• EXERCISE PROMPT:
Copy every line of the listing that holds the string "Land".

## begin EXCERPTED DATA

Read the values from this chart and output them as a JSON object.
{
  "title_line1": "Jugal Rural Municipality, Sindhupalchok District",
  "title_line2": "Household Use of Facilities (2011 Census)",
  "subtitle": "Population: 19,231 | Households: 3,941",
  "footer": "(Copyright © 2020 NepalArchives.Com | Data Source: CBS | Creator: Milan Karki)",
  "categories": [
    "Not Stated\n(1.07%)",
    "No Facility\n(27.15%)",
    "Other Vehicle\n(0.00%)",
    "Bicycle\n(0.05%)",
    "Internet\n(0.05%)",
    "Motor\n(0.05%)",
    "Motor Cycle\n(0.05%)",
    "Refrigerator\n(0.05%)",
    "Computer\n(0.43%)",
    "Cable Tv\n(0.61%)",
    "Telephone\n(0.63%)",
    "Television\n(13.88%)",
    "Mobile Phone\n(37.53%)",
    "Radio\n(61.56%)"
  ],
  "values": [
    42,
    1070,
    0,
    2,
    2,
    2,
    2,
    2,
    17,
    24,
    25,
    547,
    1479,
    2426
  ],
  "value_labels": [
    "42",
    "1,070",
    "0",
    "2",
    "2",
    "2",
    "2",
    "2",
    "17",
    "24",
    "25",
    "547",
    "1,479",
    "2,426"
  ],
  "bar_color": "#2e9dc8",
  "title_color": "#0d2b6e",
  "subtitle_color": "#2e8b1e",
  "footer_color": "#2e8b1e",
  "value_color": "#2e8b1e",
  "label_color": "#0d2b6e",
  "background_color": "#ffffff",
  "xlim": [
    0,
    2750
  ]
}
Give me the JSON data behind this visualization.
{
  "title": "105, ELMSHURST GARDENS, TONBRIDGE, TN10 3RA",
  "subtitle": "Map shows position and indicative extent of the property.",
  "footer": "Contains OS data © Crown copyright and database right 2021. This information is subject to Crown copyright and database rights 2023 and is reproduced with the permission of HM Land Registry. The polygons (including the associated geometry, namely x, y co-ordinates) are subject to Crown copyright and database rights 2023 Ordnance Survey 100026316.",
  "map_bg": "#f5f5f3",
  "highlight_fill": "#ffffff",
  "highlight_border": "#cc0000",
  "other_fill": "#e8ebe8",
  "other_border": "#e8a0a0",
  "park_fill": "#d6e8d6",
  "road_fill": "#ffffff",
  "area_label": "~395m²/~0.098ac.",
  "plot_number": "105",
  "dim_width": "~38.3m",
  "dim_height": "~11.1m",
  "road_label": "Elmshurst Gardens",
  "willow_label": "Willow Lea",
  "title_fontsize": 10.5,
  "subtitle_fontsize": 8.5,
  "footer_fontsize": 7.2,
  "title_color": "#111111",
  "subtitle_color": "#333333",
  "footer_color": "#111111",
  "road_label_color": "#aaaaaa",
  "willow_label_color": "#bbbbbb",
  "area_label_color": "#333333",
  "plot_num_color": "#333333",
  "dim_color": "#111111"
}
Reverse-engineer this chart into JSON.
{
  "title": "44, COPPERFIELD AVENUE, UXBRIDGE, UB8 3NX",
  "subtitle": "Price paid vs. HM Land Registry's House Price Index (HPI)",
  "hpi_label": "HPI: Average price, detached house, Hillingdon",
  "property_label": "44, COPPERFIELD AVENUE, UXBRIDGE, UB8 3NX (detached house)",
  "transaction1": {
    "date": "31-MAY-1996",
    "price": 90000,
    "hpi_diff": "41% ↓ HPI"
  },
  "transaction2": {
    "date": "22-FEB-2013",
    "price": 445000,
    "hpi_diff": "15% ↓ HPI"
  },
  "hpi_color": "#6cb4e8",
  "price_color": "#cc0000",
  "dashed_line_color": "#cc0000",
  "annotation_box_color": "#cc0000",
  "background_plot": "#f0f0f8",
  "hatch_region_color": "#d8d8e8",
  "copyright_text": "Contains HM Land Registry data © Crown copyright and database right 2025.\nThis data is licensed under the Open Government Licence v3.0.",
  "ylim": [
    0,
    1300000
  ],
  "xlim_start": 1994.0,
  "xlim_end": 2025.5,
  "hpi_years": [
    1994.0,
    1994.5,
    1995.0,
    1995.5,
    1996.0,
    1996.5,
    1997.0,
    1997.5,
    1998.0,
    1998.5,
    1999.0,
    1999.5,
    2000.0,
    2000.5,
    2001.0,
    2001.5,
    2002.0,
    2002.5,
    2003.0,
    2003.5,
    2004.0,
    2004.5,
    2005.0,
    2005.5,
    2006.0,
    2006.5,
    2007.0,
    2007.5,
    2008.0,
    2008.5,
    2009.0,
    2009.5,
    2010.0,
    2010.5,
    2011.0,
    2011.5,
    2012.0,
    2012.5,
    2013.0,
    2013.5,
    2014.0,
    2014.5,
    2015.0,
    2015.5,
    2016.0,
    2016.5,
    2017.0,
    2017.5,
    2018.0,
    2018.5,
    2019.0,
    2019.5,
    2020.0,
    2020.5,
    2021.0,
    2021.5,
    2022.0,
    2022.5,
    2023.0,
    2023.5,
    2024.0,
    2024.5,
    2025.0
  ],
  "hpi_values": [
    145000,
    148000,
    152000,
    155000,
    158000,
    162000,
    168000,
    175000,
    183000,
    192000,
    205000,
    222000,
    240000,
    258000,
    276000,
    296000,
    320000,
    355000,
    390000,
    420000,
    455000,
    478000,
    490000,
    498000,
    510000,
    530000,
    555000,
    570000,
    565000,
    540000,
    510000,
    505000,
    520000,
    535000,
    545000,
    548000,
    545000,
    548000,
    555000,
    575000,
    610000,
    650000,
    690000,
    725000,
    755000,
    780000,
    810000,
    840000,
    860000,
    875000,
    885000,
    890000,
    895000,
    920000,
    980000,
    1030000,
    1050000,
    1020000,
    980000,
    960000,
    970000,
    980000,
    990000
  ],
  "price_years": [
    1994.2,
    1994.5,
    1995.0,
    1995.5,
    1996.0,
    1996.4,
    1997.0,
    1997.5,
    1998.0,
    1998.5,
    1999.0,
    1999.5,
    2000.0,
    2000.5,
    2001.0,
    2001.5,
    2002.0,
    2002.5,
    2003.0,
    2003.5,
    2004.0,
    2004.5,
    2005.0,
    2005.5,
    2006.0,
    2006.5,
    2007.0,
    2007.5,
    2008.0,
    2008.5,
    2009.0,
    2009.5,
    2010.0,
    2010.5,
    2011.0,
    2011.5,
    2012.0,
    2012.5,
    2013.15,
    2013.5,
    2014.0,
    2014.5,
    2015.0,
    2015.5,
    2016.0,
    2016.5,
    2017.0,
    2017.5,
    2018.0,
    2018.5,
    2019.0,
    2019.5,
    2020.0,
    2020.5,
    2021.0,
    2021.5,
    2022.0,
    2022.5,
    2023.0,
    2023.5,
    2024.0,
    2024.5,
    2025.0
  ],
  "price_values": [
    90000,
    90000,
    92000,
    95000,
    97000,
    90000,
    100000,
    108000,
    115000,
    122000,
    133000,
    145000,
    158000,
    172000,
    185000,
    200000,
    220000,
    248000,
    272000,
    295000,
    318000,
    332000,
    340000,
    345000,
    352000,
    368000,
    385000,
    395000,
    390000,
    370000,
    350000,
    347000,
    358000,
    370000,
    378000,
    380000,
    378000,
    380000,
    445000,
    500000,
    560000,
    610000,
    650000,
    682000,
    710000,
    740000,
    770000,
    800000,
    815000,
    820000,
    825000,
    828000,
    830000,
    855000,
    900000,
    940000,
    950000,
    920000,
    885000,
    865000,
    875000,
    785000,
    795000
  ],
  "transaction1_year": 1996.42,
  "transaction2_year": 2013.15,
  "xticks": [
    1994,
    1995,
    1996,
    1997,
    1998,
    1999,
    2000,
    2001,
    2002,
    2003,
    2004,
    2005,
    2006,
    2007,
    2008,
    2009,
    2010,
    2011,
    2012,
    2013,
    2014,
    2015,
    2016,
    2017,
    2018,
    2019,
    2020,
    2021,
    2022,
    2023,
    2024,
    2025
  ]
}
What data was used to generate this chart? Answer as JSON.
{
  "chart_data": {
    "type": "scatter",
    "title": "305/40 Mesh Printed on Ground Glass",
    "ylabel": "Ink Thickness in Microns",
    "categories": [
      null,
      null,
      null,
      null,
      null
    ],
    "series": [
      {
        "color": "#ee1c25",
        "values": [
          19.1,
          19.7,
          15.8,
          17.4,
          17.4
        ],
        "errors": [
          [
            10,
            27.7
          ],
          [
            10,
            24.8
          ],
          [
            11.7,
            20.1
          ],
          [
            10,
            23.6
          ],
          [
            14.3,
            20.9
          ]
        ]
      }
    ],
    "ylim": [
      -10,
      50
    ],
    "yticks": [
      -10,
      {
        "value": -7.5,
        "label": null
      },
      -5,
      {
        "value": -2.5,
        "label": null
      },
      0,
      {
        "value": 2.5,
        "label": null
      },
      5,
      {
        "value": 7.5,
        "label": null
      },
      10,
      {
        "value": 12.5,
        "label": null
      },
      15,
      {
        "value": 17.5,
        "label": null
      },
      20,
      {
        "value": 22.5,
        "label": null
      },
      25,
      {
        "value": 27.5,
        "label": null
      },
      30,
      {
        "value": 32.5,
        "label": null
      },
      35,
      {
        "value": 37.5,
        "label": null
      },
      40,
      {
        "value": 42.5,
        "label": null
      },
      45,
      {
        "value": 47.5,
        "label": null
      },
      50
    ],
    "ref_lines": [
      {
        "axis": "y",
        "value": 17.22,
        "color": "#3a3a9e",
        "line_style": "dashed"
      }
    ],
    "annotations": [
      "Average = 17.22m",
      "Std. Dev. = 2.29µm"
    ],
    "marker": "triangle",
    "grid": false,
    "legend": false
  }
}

## end EXCERPTED DATA

• SOLUTION TO THE PROBLEM:
  "footer": "Contains OS data © Crown copyright and database right 2021. This information is subject to Crown copyright and database rights 2023 and is reproduced with the permission of HM Land Registry. The polygons (including the associated geometry, namely x, y co-ordinates) are subject to Crown copyright and database rights 2023 Ordnance Survey 100026316.",
  "subtitle": "Price paid vs. HM Land Registry's House Price Index (HPI)",
  "copyright_text": "Contains HM Land Registry data © Crown copyright and database right 2025.\nThis data is licensed under the Open Government Licence v3.0.",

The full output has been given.